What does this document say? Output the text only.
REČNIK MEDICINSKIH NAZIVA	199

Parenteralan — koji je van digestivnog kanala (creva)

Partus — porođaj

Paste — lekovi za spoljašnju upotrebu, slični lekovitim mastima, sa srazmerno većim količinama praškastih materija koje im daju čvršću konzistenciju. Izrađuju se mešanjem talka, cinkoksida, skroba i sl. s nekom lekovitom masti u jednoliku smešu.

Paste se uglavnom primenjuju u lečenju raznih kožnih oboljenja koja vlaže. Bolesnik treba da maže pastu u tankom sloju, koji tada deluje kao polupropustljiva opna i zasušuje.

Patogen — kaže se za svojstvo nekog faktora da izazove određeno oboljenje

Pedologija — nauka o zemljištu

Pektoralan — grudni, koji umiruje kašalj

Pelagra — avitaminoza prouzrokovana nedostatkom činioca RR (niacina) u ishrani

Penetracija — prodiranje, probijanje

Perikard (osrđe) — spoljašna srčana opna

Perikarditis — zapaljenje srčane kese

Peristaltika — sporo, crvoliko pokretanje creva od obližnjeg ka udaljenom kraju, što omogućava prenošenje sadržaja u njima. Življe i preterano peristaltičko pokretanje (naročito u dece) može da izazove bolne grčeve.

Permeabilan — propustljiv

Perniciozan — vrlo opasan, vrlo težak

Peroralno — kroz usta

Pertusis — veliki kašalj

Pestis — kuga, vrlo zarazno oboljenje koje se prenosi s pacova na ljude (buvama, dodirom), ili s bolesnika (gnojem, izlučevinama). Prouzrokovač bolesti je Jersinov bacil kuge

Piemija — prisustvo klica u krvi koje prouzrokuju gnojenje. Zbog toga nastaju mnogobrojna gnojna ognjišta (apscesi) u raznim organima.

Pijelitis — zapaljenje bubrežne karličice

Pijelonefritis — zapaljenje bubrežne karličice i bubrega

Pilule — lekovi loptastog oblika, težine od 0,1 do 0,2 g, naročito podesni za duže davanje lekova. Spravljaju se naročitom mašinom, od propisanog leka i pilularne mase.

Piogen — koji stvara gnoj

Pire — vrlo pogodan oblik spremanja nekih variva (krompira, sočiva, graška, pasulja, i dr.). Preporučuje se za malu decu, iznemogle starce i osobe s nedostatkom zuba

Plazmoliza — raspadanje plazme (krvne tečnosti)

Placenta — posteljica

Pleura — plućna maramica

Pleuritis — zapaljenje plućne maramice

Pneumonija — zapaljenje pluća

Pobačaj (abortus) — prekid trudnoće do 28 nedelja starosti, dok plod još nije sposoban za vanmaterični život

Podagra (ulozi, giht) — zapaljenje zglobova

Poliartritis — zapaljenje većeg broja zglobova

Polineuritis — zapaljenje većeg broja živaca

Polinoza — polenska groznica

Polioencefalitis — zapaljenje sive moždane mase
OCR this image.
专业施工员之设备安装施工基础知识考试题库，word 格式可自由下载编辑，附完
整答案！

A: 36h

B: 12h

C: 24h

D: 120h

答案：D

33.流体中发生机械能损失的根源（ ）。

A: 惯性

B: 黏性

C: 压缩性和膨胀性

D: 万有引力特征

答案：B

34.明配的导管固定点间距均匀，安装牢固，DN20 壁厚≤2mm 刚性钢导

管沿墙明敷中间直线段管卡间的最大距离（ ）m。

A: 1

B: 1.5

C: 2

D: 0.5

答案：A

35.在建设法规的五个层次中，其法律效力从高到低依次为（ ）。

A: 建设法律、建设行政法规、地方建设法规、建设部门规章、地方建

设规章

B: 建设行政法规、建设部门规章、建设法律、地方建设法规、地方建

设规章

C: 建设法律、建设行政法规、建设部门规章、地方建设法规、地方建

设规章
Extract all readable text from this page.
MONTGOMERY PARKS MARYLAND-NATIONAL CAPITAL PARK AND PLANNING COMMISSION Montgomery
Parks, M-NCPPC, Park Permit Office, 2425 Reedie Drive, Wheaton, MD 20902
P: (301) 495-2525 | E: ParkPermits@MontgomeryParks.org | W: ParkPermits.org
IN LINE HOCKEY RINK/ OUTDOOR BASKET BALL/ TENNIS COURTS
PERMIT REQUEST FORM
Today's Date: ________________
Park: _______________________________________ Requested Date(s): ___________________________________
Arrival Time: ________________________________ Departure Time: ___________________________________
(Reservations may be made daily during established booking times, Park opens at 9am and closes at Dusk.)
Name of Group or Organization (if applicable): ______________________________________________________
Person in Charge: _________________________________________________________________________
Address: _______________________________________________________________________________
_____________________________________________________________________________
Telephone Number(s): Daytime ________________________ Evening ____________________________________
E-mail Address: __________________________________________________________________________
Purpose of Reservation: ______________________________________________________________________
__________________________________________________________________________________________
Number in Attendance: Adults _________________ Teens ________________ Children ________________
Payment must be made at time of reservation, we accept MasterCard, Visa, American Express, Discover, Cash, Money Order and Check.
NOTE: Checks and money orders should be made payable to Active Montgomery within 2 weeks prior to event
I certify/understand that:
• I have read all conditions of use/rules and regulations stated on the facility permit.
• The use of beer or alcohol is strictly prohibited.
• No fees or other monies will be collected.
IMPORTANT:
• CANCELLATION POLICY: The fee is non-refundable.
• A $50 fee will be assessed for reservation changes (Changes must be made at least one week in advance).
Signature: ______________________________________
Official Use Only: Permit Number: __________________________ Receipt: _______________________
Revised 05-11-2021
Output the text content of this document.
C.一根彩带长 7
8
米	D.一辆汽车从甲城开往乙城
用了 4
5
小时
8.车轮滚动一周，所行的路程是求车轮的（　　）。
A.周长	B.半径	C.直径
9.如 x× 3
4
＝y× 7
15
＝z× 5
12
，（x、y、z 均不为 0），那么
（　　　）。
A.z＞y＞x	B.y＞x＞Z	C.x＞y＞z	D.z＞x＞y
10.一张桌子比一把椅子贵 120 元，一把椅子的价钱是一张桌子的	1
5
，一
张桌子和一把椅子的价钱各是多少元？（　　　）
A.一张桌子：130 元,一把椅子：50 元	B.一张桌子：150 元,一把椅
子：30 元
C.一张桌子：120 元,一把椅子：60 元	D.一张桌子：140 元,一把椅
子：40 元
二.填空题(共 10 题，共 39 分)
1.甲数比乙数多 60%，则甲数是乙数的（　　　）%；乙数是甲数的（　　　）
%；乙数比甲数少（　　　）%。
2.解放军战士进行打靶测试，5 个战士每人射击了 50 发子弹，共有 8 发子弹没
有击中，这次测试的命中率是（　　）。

◇ ◇ ◇ ◇ ◇ ◇ ◇

GOAL OF THE EXERCISE: Return, word for word, every line from the line with "Output the text content of this document." to the final line of the data.

WRITTEN ANSWER:
Output the text content of this document.
C.一根彩带长 7
8
米	D.一辆汽车从甲城开往乙城
用了 4
5
小时
8.车轮滚动一周，所行的路程是求车轮的（　　）。
A.周长	B.半径	C.直径
9.如 x× 3
4
＝y× 7
15
＝z× 5
12
，（x、y、z 均不为 0），那么
（　　　）。
A.z＞y＞x	B.y＞x＞Z	C.x＞y＞z	D.z＞x＞y
10.一张桌子比一把椅子贵 120 元，一把椅子的价钱是一张桌子的	1
5
，一
张桌子和一把椅子的价钱各是多少元？（　　　）
A.一张桌子：130 元,一把椅子：50 元	B.一张桌子：150 元,一把椅
子：30 元
C.一张桌子：120 元,一把椅子：60 元	D.一张桌子：140 元,一把椅
子：40 元
二.填空题(共 10 题，共 39 分)
1.甲数比乙数多 60%，则甲数是乙数的（　　　）%；乙数是甲数的（　　　）
%；乙数比甲数少（　　　）%。
2.解放军战士进行打靶测试，5 个战士每人射击了 50 发子弹，共有 8 发子弹没
有击中，这次测试的命中率是（　　）。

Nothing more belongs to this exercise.